Given passage:
┄┄┄┄┄┄┄┄┄┄┄┄┄┄┄┄┄┄┄┄

Update May 7: This is also from Mike Jubinville:

Trump instructs DOJ to look into whether meatpacker broke antitrust laws… At a White House event attended by Ag Secretary Sonny Perdue and Iowa Governor Kim Reynolds, US President Donald Trump said he has asked the Department of Justice (DOJ) to look into allegations the US meatpacking industry may have broke antitrust law, noting that slaughterhouses have been lowering prices paid to farmers as meat prices rose. USDA has also been investigating price-fixing allegations since August, but it has yet to issue any official results.

Wall Street Journal article today indicates that retailers are anticipating shortages. USDA reported this afternoon that U.S. commercial red meat production was 5 billion pounds in March, up 13% from the same month a year ago. Hog slaughter for the month was 11.9 million head, up 11% from March 2019.  Ag writer Chris Clayton documented today on the DTN site how packers, labor unions and farm groups are calling for federal help to keep meat packing plants operating and workers safe.

A longer perspective: The nearby chart on beef plants’ operating margin per head was first published by Bloomberg, then picked up by the Wall Street Journal’s The Daily Shot — and we reprint it here. Since 2014, U.S. beef packing plants’ operating margin per head has climbed from variations above and below breakeven to a current peak of nearly $700 per animal processed. We reason that part of this gross profit arises from consolidation in the packing industry. It helps explain why, despite sharp drops in hog and cattle prices, retail meat prices remain high.

Update: On April 29, Missouri Senator Josh Hawley cautioned that consolidation in meatpacking is by itself a threat to farmers’ incomes and makes the nation’s retail meat supply more fragile. Smithfield, for example, is owned by the Chinese.

┄┄┄┄┄┄┄┄┄┄┄┄┄┄┄┄┄┄┄┄

Material provided:
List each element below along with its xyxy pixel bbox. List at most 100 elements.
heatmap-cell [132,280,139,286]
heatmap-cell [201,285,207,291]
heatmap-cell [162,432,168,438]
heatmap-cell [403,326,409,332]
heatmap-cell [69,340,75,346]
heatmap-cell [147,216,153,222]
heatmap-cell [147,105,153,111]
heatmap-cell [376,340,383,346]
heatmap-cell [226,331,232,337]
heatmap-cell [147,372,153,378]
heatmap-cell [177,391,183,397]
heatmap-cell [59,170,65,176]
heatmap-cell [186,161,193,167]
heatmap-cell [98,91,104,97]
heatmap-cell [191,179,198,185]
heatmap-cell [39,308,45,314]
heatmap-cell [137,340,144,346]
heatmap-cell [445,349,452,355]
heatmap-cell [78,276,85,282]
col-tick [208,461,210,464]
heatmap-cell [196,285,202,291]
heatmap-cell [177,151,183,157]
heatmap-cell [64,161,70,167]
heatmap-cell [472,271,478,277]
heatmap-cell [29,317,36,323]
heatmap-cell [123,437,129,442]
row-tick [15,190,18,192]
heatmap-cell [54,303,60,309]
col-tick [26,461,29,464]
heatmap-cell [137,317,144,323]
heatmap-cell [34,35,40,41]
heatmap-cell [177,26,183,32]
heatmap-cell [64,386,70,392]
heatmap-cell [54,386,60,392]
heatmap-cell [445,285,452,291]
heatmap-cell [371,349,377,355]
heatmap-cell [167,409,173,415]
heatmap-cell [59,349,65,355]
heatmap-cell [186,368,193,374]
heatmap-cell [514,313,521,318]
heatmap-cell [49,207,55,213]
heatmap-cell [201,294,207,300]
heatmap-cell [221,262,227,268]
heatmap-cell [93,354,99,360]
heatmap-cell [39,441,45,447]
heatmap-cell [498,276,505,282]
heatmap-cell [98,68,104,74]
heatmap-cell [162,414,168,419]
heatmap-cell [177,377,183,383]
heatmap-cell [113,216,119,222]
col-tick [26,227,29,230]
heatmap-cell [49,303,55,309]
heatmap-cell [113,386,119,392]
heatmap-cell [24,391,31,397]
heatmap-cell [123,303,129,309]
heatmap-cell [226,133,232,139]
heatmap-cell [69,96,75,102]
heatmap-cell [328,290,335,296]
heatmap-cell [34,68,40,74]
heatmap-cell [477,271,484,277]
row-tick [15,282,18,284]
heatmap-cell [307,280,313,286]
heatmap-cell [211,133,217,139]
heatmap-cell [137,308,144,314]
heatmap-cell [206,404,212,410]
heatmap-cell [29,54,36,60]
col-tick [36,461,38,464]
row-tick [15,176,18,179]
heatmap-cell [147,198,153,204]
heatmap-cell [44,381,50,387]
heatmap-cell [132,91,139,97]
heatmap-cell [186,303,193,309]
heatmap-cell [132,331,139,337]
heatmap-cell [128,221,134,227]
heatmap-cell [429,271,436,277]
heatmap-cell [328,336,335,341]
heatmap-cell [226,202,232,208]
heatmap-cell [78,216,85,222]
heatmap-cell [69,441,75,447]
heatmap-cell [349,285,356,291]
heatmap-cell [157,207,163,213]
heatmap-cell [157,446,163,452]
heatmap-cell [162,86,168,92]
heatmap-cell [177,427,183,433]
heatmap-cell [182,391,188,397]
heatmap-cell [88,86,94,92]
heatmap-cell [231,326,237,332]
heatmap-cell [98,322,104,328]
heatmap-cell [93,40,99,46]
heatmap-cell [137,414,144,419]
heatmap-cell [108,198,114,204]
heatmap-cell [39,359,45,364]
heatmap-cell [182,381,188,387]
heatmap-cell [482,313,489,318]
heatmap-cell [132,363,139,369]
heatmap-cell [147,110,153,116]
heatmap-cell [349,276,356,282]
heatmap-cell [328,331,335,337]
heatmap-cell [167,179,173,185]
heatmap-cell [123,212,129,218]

┄┄┄┄┄┄┄┄┄┄┄┄┄┄┄┄┄┄┄┄

Task list:
1. Transcribe the meatpacking passage word for word, starting with "Update May 7: This" and going on through "any official results.".
2. According to the meatpacking passage, what accounts for part of the rise in beef packing plants' operating margin per head, and what does that help explain?

Task-by-task results:
1.
Update May 7: This is also from Mike Jubinville:

Trump instructs DOJ to look into whether meatpacker broke antitrust laws… At a White House event attended by Ag Secretary Sonny Perdue and Iowa Governor Kim Reynolds, US President Donald Trump said he has asked the Department of Justice (DOJ) to look into allegations the US meatpacking industry may have broke antitrust law, noting that slaughterhouses have been lowering prices paid to farmers as meat prices rose. USDA has also been investigating price-fixing allegations since August, but it has yet to issue any official results.

2. The writers reason that part of this gross profit comes from consolidation in the packing industry. They say this helps explain why retail meat prices remain high despite sharp drops in hog and cattle prices.